>> Start

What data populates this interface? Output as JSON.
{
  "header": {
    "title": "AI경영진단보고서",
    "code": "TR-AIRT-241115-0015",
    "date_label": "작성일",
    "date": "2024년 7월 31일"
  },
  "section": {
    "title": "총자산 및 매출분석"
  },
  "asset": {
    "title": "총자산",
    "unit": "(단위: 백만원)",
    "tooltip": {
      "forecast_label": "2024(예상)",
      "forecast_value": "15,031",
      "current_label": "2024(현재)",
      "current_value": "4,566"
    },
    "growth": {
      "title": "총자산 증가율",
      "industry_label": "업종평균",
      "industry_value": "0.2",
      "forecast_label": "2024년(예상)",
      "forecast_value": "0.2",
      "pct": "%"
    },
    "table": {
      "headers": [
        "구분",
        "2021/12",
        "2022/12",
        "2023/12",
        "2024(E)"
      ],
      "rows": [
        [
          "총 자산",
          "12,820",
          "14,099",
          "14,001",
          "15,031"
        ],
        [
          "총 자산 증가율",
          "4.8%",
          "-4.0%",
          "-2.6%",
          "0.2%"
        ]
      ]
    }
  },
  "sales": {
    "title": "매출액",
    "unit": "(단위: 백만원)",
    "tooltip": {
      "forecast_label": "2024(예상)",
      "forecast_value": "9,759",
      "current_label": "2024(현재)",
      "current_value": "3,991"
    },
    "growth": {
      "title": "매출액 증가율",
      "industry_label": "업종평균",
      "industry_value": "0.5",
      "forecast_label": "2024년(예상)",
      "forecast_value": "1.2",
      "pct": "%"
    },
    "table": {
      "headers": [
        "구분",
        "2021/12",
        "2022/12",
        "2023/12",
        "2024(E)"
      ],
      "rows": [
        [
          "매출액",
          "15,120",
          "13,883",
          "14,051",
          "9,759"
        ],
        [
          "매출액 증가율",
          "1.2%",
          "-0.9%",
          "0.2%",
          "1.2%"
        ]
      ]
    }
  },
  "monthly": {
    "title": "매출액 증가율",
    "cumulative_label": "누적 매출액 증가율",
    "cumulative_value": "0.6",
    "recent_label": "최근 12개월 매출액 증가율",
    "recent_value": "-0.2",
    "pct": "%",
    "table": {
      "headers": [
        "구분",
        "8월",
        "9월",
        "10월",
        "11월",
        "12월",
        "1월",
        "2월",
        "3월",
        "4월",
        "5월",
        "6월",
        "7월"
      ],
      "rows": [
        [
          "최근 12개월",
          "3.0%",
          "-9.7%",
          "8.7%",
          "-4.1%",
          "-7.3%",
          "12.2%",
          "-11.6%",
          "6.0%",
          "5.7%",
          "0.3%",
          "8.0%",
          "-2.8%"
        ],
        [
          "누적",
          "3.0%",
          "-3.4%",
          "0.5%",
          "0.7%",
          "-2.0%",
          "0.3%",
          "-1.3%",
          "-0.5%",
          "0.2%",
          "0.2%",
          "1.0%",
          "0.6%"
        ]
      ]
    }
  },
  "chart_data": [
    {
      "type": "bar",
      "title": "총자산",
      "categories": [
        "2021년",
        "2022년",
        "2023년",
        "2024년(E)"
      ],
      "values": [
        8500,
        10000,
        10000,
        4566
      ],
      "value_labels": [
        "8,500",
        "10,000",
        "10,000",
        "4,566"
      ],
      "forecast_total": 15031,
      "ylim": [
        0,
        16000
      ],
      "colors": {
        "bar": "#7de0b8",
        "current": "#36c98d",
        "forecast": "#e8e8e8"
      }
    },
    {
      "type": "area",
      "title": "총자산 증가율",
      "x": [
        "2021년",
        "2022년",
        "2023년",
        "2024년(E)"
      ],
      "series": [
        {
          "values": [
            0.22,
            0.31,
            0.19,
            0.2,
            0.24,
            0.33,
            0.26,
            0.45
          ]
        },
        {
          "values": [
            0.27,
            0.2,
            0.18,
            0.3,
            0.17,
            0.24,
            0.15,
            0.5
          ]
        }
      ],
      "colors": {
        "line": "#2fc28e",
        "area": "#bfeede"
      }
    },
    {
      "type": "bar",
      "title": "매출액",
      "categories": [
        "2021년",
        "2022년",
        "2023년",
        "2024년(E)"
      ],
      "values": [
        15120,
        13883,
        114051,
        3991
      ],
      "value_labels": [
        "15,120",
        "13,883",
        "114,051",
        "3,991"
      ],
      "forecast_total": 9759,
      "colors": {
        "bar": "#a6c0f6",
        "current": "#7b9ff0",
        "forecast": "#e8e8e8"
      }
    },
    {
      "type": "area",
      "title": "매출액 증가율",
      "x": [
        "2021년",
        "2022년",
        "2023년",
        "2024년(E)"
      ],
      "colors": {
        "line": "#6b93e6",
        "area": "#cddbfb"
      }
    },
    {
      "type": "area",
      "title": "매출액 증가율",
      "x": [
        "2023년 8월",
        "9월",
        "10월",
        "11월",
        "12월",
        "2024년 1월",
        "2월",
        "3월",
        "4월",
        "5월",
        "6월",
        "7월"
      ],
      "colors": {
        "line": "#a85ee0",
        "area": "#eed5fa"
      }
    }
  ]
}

>> End

## [WHAT THE EXERCISE ASKS]
Reproduce the listing in full. Keep it exactly as written.

## [RESPONSE BELOW]
What data populates this interface? Output as JSON.
{
  "header": {
    "title": "AI경영진단보고서",
    "code": "TR-AIRT-241115-0015",
    "date_label": "작성일",
    "date": "2024년 7월 31일"
  },
  "section": {
    "title": "총자산 및 매출분석"
  },
  "asset": {
    "title": "총자산",
    "unit": "(단위: 백만원)",
    "tooltip": {
      "forecast_label": "2024(예상)",
      "forecast_value": "15,031",
      "current_label": "2024(현재)",
      "current_value": "4,566"
    },
    "growth": {
      "title": "총자산 증가율",
      "industry_label": "업종평균",
      "industry_value": "0.2",
      "forecast_label": "2024년(예상)",
      "forecast_value": "0.2",
      "pct": "%"
    },
    "table": {
      "headers": [
        "구분",
        "2021/12",
        "2022/12",
        "2023/12",
        "2024(E)"
      ],
      "rows": [
        [
          "총 자산",
          "12,820",
          "14,099",
          "14,001",
          "15,031"
        ],
        [
          "총 자산 증가율",
          "4.8%",
          "-4.0%",
          "-2.6%",
          "0.2%"
        ]
      ]
    }
  },
  "sales": {
    "title": "매출액",
    "unit": "(단위: 백만원)",
    "tooltip": {
      "forecast_label": "2024(예상)",
      "forecast_value": "9,759",
      "current_label": "2024(현재)",
      "current_value": "3,991"
    },
    "growth": {
      "title": "매출액 증가율",
      "industry_label": "업종평균",
      "industry_value": "0.5",
      "forecast_label": "2024년(예상)",
      "forecast_value": "1.2",
      "pct": "%"
    },
    "table": {
      "headers": [
        "구분",
        "2021/12",
        "2022/12",
        "2023/12",
        "2024(E)"
      ],
      "rows": [
        [
          "매출액",
          "15,120",
          "13,883",
          "14,051",
          "9,759"
        ],
        [
          "매출액 증가율",
          "1.2%",
          "-0.9%",
          "0.2%",
          "1.2%"
        ]
      ]
    }
  },
  "monthly": {
    "title": "매출액 증가율",
    "cumulative_label": "누적 매출액 증가율",
    "cumulative_value": "0.6",
    "recent_label": "최근 12개월 매출액 증가율",
    "recent_value": "-0.2",
    "pct": "%",
    "table": {
      "headers": [
        "구분",
        "8월",
        "9월",
        "10월",
        "11월",
        "12월",
        "1월",
        "2월",
        "3월",
        "4월",
        "5월",
        "6월",
        "7월"
      ],
      "rows": [
        [
          "최근 12개월",
          "3.0%",
          "-9.7%",
          "8.7%",
          "-4.1%",
          "-7.3%",
          "12.2%",
          "-11.6%",
          "6.0%",
          "5.7%",
          "0.3%",
          "8.0%",
          "-2.8%"
        ],
        [
          "누적",
          "3.0%",
          "-3.4%",
          "0.5%",
          "0.7%",
          "-2.0%",
          "0.3%",
          "-1.3%",
          "-0.5%",
          "0.2%",
          "0.2%",
          "1.0%",
          "0.6%"
        ]
      ]
    }
  },
  "chart_data": [
    {
      "type": "bar",
      "title": "총자산",
      "categories": [
        "2021년",
        "2022년",
        "2023년",
        "2024년(E)"
      ],
      "values": [
        8500,
        10000,
        10000,
        4566
      ],
      "value_labels": [
        "8,500",
        "10,000",
        "10,000",
        "4,566"
      ],
      "forecast_total": 15031,
      "ylim": [
        0,
        16000
      ],
      "colors": {
        "bar": "#7de0b8",
        "current": "#36c98d",
        "forecast": "#e8e8e8"
      }
    },
    {
      "type": "area",
      "title": "총자산 증가율",
      "x": [
        "2021년",
        "2022년",
        "2023년",
        "2024년(E)"
      ],
      "series": [
        {
          "values": [
            0.22,
            0.31,
            0.19,
            0.2,
            0.24,
            0.33,
            0.26,
            0.45
          ]
        },
        {
          "values": [
            0.27,
            0.2,
            0.18,
            0.3,
            0.17,
            0.24,
            0.15,
            0.5
          ]
        }
      ],
      "colors": {
        "line": "#2fc28e",
        "area": "#bfeede"
      }
    },
    {
      "type": "bar",
      "title": "매출액",
      "categories": [
        "2021년",
        "2022년",
        "2023년",
        "2024년(E)"
      ],
      "values": [
        15120,
        13883,
        114051,
        3991
      ],
      "value_labels": [
        "15,120",
        "13,883",
        "114,051",
        "3,991"
      ],
      "forecast_total": 9759,
      "colors": {
        "bar": "#a6c0f6",
        "current": "#7b9ff0",
        "forecast": "#e8e8e8"
      }
    },
    {
      "type": "area",
      "title": "매출액 증가율",
      "x": [
        "2021년",
        "2022년",
        "2023년",
        "2024년(E)"
      ],
      "colors": {
        "line": "#6b93e6",
        "area": "#cddbfb"
      }
    },
    {
      "type": "area",
      "title": "매출액 증가율",
      "x": [
        "2023년 8월",
        "9월",
        "10월",
        "11월",
        "12월",
        "2024년 1월",
        "2월",
        "3월",
        "4월",
        "5월",
        "6월",
        "7월"
      ],
      "colors": {
        "line": "#a85ee0",
        "area": "#eed5fa"
      }
    }
  ]
}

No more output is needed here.